## INSTRUCTION
Leave out the pictures and transcribe the rest of the records exactly.

— start —

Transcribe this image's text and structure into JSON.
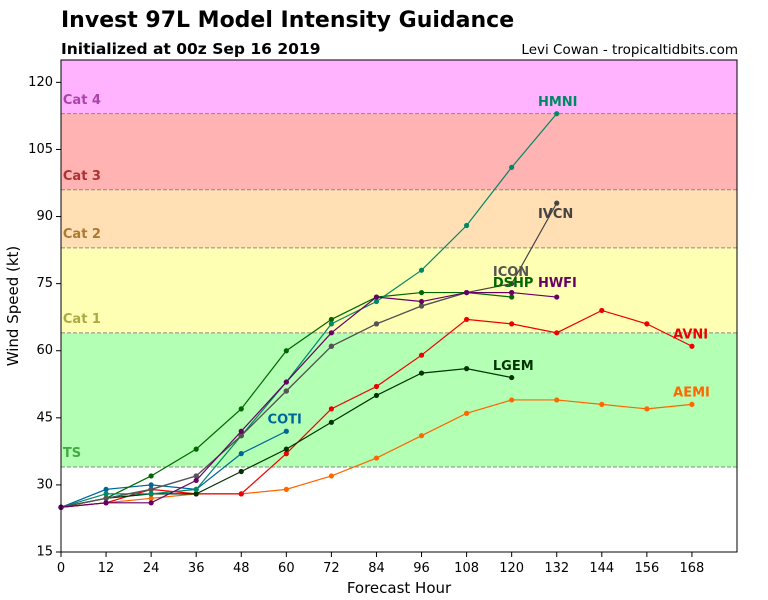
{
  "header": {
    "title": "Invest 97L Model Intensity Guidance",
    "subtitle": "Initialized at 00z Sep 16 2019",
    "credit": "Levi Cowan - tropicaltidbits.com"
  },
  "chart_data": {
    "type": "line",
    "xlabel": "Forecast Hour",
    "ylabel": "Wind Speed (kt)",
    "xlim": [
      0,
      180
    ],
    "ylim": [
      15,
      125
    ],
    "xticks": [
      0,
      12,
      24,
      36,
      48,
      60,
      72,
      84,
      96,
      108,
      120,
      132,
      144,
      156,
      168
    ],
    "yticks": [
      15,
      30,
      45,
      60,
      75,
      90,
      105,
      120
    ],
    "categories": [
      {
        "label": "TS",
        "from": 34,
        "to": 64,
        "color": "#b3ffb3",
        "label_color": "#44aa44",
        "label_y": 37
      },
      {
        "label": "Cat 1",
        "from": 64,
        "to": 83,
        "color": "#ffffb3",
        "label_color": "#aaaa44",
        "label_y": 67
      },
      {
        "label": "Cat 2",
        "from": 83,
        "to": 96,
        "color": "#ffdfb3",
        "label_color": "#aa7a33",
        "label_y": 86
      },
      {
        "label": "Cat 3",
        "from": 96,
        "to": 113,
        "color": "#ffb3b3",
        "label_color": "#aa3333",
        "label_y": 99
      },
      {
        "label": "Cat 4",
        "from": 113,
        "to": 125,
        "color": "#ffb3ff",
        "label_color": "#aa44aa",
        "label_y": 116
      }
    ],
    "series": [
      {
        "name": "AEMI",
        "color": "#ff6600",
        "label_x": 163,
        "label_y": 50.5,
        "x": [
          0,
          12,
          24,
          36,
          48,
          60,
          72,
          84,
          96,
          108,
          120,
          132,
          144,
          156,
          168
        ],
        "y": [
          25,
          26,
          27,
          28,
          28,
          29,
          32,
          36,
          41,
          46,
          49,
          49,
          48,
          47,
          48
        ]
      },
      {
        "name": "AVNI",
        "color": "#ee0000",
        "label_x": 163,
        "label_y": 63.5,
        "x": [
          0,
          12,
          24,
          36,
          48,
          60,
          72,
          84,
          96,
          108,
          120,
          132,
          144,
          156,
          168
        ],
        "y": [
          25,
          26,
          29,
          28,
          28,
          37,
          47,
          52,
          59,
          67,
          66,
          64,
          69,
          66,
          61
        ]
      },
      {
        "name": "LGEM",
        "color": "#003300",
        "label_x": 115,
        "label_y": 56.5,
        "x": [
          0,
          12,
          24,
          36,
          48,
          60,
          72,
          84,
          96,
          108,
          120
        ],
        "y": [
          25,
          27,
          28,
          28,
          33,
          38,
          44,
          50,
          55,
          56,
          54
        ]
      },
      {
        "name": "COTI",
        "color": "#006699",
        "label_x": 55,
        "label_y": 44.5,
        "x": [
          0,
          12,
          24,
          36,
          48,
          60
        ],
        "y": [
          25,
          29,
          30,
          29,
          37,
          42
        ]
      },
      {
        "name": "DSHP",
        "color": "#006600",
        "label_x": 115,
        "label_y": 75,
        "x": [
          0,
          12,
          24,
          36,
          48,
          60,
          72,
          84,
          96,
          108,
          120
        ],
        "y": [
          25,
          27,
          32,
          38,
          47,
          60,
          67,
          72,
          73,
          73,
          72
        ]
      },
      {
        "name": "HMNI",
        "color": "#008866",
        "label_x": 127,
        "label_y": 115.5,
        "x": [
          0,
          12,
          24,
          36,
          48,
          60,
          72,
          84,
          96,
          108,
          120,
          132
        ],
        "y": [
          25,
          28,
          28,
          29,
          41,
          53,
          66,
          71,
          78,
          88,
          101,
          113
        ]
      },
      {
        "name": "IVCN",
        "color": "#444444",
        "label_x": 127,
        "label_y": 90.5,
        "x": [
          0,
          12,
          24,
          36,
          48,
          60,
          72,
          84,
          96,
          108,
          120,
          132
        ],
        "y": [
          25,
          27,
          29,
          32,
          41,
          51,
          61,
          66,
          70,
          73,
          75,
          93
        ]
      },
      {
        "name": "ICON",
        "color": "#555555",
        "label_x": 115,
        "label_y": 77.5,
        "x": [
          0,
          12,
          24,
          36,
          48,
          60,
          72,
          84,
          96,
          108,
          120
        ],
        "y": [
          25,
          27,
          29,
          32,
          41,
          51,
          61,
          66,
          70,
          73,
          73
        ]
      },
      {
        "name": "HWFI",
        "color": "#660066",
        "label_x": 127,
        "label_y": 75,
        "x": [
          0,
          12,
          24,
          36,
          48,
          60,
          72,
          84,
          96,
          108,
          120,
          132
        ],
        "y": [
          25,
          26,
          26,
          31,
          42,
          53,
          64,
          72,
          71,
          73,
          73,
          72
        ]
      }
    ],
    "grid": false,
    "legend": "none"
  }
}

— end —

## EXERCISE RESPONSE
Transcribe this image's text and structure into JSON.
{
  "header": {
    "title": "Invest 97L Model Intensity Guidance",
    "subtitle": "Initialized at 00z Sep 16 2019",
    "credit": "Levi Cowan - tropicaltidbits.com"
  },
  "chart_data": {
    "type": "line",
    "xlabel": "Forecast Hour",
    "ylabel": "Wind Speed (kt)",
    "xlim": [
      0,
      180
    ],
    "ylim": [
      15,
      125
    ],
    "xticks": [
      0,
      12,
      24,
      36,
      48,
      60,
      72,
      84,
      96,
      108,
      120,
      132,
      144,
      156,
      168
    ],
    "yticks": [
      15,
      30,
      45,
      60,
      75,
      90,
      105,
      120
    ],
    "categories": [
      {
        "label": "TS",
        "from": 34,
        "to": 64,
        "color": "#b3ffb3",
        "label_color": "#44aa44",
        "label_y": 37
      },
      {
        "label": "Cat 1",
        "from": 64,
        "to": 83,
        "color": "#ffffb3",
        "label_color": "#aaaa44",
        "label_y": 67
      },
      {
        "label": "Cat 2",
        "from": 83,
        "to": 96,
        "color": "#ffdfb3",
        "label_color": "#aa7a33",
        "label_y": 86
      },
      {
        "label": "Cat 3",
        "from": 96,
        "to": 113,
        "color": "#ffb3b3",
        "label_color": "#aa3333",
        "label_y": 99
      },
      {
        "label": "Cat 4",
        "from": 113,
        "to": 125,
        "color": "#ffb3ff",
        "label_color": "#aa44aa",
        "label_y": 116
      }
    ],
    "series": [
      {
        "name": "AEMI",
        "color": "#ff6600",
        "label_x": 163,
        "label_y": 50.5,
        "x": [
          0,
          12,
          24,
          36,
          48,
          60,
          72,
          84,
          96,
          108,
          120,
          132,
          144,
          156,
          168
        ],
        "y": [
          25,
          26,
          27,
          28,
          28,
          29,
          32,
          36,
          41,
          46,
          49,
          49,
          48,
          47,
          48
        ]
      },
      {
        "name": "AVNI",
        "color": "#ee0000",
        "label_x": 163,
        "label_y": 63.5,
        "x": [
          0,
          12,
          24,
          36,
          48,
          60,
          72,
          84,
          96,
          108,
          120,
          132,
          144,
          156,
          168
        ],
        "y": [
          25,
          26,
          29,
          28,
          28,
          37,
          47,
          52,
          59,
          67,
          66,
          64,
          69,
          66,
          61
        ]
      },
      {
        "name": "LGEM",
        "color": "#003300",
        "label_x": 115,
        "label_y": 56.5,
        "x": [
          0,
          12,
          24,
          36,
          48,
          60,
          72,
          84,
          96,
          108,
          120
        ],
        "y": [
          25,
          27,
          28,
          28,
          33,
          38,
          44,
          50,
          55,
          56,
          54
        ]
      },
      {
        "name": "COTI",
        "color": "#006699",
        "label_x": 55,
        "label_y": 44.5,
        "x": [
          0,
          12,
          24,
          36,
          48,
          60
        ],
        "y": [
          25,
          29,
          30,
          29,
          37,
          42
        ]
      },
      {
        "name": "DSHP",
        "color": "#006600",
        "label_x": 115,
        "label_y": 75,
        "x": [
          0,
          12,
          24,
          36,
          48,
          60,
          72,
          84,
          96,
          108,
          120
        ],
        "y": [
          25,
          27,
          32,
          38,
          47,
          60,
          67,
          72,
          73,
          73,
          72
        ]
      },
      {
        "name": "HMNI",
        "color": "#008866",
        "label_x": 127,
        "label_y": 115.5,
        "x": [
          0,
          12,
          24,
          36,
          48,
          60,
          72,
          84,
          96,
          108,
          120,
          132
        ],
        "y": [
          25,
          28,
          28,
          29,
          41,
          53,
          66,
          71,
          78,
          88,
          101,
          113
        ]
      },
      {
        "name": "IVCN",
        "color": "#444444",
        "label_x": 127,
        "label_y": 90.5,
        "x": [
          0,
          12,
          24,
          36,
          48,
          60,
          72,
          84,
          96,
          108,
          120,
          132
        ],
        "y": [
          25,
          27,
          29,
          32,
          41,
          51,
          61,
          66,
          70,
          73,
          75,
          93
        ]
      },
      {
        "name": "ICON",
        "color": "#555555",
        "label_x": 115,
        "label_y": 77.5,
        "x": [
          0,
          12,
          24,
          36,
          48,
          60,
          72,
          84,
          96,
          108,
          120
        ],
        "y": [
          25,
          27,
          29,
          32,
          41,
          51,
          61,
          66,
          70,
          73,
          73
        ]
      },
      {
        "name": "HWFI",
        "color": "#660066",
        "label_x": 127,
        "label_y": 75,
        "x": [
          0,
          12,
          24,
          36,
          48,
          60,
          72,
          84,
          96,
          108,
          120,
          132
        ],
        "y": [
          25,
          26,
          26,
          31,
          42,
          53,
          64,
          72,
          71,
          73,
          73,
          72
        ]
      }
    ],
    "grid": false,
    "legend": "none"
  }
}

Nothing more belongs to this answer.